◆ **Supplied data**
══════
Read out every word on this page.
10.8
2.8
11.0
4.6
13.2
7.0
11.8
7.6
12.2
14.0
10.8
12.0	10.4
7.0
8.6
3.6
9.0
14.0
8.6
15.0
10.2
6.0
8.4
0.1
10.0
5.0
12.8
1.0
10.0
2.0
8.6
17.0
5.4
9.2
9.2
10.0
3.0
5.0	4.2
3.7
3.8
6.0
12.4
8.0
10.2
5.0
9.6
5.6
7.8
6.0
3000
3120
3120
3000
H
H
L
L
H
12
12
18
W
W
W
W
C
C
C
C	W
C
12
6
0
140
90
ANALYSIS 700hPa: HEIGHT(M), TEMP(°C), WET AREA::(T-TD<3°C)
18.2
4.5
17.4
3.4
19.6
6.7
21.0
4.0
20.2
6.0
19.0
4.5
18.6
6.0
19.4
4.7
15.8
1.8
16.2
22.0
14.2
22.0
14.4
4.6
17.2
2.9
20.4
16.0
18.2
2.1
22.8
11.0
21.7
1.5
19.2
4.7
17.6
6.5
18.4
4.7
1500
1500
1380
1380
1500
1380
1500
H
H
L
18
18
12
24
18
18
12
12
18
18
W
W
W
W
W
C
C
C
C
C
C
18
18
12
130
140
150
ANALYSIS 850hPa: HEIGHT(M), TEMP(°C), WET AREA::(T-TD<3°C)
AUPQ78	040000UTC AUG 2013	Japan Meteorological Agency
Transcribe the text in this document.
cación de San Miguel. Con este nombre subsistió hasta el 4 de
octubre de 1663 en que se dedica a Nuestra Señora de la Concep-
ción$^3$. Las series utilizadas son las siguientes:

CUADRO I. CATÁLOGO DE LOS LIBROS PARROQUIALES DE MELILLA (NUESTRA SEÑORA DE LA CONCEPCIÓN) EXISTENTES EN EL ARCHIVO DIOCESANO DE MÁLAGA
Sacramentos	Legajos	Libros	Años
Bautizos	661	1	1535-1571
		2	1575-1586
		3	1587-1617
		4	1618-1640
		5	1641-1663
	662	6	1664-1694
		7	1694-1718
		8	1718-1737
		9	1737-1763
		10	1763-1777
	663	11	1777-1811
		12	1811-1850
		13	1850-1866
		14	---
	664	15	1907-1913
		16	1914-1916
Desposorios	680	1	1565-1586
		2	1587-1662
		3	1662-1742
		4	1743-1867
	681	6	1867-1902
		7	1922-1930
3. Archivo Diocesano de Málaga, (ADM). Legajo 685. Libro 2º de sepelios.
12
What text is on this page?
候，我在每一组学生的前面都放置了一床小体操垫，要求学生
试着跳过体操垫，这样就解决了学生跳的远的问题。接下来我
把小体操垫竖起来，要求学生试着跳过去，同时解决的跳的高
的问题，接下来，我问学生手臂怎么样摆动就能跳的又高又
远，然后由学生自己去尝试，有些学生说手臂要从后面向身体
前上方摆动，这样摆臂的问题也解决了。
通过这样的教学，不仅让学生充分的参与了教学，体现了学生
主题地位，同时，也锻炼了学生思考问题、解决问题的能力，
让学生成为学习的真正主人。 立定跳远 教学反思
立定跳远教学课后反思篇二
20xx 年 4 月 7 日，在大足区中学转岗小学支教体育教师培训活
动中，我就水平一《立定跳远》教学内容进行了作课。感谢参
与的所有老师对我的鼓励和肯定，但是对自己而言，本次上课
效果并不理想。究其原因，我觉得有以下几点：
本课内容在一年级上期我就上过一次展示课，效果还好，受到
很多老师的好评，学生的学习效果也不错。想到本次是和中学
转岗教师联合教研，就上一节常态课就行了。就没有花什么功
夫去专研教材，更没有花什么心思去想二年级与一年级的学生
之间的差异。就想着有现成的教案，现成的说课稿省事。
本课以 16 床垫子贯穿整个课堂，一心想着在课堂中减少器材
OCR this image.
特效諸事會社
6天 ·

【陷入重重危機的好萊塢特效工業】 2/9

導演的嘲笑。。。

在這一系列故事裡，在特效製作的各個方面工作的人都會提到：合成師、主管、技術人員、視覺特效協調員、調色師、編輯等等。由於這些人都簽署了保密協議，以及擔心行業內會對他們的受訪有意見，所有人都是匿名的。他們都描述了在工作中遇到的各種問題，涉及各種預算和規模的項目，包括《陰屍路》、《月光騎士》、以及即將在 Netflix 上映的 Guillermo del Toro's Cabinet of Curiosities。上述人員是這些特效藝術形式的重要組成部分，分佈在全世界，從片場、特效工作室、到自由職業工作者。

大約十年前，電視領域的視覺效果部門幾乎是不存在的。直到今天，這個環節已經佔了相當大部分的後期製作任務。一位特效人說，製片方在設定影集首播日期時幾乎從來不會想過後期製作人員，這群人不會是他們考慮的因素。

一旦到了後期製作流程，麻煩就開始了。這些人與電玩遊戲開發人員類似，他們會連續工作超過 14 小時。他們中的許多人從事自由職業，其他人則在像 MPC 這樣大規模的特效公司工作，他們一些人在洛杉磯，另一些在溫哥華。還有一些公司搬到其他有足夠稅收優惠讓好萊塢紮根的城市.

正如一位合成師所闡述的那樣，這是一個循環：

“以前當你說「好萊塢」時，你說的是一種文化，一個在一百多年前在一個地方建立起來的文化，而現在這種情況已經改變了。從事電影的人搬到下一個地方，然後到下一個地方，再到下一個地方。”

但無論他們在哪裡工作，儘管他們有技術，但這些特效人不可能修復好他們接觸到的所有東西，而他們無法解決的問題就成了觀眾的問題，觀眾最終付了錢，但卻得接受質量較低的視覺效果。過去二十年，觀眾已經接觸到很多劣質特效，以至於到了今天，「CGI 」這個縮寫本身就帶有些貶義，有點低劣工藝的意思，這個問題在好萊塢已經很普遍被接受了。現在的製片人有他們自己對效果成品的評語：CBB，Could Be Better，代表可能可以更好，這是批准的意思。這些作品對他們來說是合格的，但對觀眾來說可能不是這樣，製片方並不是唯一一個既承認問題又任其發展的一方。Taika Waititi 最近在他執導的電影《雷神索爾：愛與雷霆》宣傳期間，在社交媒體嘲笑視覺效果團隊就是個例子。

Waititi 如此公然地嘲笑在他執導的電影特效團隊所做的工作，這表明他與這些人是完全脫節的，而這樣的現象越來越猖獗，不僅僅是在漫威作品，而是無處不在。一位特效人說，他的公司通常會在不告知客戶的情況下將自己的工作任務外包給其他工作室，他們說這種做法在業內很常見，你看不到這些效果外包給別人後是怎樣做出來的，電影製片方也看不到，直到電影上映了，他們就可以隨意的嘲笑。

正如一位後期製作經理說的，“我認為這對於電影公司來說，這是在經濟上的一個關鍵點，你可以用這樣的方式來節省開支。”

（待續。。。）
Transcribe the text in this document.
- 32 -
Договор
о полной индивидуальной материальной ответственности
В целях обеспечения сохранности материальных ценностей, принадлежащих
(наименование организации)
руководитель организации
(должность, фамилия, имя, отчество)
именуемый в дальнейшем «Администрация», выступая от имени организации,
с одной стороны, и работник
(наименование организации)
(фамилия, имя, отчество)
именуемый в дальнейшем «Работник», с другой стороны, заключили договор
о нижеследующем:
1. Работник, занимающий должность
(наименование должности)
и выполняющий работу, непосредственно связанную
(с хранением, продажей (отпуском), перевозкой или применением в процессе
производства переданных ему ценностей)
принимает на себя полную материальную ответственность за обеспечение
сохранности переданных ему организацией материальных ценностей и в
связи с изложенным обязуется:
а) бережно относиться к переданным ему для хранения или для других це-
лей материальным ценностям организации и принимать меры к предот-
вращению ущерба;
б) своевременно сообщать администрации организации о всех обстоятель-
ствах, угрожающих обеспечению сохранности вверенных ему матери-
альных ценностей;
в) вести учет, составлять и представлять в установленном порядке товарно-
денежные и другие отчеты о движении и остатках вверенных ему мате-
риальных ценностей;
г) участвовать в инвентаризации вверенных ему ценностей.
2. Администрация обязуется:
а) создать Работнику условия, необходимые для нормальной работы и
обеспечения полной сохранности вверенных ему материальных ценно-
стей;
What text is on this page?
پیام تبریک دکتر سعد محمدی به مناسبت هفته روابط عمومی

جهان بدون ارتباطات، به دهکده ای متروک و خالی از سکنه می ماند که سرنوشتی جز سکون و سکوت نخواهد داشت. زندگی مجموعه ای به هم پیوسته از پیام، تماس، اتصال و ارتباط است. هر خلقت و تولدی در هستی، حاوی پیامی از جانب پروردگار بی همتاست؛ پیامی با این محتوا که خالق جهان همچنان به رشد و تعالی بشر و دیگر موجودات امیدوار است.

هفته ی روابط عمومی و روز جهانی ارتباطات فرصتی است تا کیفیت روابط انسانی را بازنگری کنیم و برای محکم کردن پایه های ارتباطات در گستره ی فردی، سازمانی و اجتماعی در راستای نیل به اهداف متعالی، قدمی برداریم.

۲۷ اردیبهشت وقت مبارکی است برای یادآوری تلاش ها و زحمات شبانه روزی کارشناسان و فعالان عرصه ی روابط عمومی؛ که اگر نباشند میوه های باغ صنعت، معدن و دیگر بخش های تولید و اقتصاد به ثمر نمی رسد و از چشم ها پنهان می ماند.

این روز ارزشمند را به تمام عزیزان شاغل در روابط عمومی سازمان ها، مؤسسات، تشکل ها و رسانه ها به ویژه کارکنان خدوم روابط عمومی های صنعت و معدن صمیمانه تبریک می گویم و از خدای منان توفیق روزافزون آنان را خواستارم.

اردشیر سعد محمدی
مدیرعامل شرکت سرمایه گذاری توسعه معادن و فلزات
══════
◆ **Objective**
State the number of lines in the preceding entries that include the word "برای". Provide nothing else.

◆ **Worked answer**
2